**TASK REQUIREMENTS**: List each line in which the string "mango" appears.

**PROVIDED DATA**:
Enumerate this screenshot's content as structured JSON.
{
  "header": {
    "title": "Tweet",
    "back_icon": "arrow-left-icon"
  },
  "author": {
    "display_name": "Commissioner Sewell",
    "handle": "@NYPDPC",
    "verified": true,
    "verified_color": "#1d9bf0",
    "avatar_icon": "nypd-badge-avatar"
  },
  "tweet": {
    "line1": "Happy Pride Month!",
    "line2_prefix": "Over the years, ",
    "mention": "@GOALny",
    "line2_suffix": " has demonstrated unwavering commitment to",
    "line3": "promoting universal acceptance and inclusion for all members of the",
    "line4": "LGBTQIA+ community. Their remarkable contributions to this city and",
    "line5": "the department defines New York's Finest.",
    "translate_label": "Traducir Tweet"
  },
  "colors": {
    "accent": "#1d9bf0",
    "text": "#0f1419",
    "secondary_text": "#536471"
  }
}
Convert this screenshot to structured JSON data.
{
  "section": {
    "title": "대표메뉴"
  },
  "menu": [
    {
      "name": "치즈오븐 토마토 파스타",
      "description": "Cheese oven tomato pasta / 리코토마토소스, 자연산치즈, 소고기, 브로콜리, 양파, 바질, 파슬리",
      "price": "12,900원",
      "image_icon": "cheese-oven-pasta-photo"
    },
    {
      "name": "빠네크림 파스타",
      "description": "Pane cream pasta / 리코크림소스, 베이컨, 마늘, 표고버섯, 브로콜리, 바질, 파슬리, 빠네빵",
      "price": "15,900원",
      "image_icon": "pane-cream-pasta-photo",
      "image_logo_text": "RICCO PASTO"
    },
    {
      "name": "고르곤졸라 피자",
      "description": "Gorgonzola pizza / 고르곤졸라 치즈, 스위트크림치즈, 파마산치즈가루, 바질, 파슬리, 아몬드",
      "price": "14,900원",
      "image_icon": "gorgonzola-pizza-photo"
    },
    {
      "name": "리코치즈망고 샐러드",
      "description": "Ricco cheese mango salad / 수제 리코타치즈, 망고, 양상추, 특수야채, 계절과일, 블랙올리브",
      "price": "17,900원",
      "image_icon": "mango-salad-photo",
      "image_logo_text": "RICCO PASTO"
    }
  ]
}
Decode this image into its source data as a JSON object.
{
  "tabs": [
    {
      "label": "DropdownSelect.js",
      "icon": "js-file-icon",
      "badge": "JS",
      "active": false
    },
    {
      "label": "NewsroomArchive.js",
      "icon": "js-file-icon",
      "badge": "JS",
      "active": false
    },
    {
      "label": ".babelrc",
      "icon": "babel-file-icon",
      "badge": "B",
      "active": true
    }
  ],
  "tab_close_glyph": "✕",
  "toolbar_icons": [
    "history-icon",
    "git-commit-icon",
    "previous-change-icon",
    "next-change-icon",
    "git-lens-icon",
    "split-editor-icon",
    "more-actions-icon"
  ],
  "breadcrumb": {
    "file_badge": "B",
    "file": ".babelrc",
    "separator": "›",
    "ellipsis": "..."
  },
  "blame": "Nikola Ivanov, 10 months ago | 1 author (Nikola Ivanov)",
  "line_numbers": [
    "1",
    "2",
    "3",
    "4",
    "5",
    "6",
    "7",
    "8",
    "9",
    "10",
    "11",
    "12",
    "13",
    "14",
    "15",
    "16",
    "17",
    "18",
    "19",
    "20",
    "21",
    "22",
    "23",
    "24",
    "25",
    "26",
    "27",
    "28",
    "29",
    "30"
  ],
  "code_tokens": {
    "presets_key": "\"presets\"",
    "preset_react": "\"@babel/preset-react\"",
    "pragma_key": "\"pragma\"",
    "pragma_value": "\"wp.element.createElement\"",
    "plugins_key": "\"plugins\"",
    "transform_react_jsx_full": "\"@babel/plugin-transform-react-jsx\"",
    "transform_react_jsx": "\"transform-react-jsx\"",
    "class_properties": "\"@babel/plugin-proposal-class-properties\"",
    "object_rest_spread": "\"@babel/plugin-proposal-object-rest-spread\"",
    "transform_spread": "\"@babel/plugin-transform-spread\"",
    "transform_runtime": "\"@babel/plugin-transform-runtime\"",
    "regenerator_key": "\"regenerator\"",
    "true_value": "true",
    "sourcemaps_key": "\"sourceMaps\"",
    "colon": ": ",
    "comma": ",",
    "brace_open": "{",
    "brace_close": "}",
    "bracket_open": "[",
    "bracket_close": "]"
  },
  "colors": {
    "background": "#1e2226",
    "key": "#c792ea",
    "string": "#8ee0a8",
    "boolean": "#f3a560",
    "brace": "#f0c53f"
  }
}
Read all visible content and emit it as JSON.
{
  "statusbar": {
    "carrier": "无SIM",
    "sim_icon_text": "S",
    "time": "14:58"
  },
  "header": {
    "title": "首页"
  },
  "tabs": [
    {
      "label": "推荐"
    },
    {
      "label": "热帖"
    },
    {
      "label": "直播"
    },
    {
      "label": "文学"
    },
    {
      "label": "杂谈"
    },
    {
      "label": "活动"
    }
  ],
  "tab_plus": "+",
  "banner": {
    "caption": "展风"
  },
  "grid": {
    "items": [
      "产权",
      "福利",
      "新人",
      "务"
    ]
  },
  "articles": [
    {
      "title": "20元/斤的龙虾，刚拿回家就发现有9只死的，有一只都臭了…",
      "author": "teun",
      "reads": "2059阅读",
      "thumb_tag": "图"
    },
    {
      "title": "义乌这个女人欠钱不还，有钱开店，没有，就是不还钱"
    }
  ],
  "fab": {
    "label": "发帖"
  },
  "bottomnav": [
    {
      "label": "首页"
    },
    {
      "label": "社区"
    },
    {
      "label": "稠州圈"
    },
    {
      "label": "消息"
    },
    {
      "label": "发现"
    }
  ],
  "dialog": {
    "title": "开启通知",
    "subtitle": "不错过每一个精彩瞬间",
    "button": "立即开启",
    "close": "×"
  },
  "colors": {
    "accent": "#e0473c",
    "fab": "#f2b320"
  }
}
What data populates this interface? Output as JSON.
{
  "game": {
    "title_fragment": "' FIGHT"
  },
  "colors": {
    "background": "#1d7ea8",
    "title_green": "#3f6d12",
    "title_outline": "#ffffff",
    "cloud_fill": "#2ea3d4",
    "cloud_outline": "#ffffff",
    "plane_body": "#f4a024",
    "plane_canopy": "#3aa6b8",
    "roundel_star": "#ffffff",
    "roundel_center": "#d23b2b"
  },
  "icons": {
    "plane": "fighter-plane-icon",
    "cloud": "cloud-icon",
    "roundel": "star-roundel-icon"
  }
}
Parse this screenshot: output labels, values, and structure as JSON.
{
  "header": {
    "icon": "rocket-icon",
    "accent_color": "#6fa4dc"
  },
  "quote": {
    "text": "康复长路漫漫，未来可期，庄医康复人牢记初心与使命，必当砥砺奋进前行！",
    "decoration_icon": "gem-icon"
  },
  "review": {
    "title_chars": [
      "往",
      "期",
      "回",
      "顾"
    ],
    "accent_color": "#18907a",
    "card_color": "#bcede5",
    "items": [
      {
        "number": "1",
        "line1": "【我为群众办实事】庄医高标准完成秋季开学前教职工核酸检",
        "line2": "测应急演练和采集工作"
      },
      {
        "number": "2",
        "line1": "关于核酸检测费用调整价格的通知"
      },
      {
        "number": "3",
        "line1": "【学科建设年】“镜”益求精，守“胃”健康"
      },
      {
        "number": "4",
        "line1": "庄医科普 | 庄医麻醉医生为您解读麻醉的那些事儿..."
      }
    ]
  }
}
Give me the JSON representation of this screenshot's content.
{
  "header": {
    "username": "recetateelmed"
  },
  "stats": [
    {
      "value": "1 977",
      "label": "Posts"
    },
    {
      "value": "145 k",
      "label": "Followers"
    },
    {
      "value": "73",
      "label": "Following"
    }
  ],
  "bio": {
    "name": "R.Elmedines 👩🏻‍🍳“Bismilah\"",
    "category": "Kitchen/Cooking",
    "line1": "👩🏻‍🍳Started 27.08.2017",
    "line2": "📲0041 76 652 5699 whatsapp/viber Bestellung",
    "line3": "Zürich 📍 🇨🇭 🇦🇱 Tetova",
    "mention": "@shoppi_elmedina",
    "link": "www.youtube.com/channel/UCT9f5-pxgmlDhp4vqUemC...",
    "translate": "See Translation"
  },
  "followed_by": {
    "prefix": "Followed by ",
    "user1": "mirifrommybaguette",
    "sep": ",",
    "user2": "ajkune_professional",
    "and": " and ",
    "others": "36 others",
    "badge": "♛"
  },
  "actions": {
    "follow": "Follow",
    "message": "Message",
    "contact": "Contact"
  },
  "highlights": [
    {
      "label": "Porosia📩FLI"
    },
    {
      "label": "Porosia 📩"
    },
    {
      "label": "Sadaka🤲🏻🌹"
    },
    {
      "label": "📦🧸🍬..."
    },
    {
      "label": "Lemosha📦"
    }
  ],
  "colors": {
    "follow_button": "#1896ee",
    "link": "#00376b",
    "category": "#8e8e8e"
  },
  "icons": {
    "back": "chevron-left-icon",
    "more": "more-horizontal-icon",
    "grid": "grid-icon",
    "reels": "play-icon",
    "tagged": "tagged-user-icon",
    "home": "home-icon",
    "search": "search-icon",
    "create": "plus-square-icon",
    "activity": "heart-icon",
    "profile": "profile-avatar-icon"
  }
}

**OUTPUT BELOW**:
      "description": "Ricco cheese mango salad / 수제 리코타치즈, 망고, 양상추, 특수야채, 계절과일, 블랙올리브",
      "image_icon": "mango-salad-photo",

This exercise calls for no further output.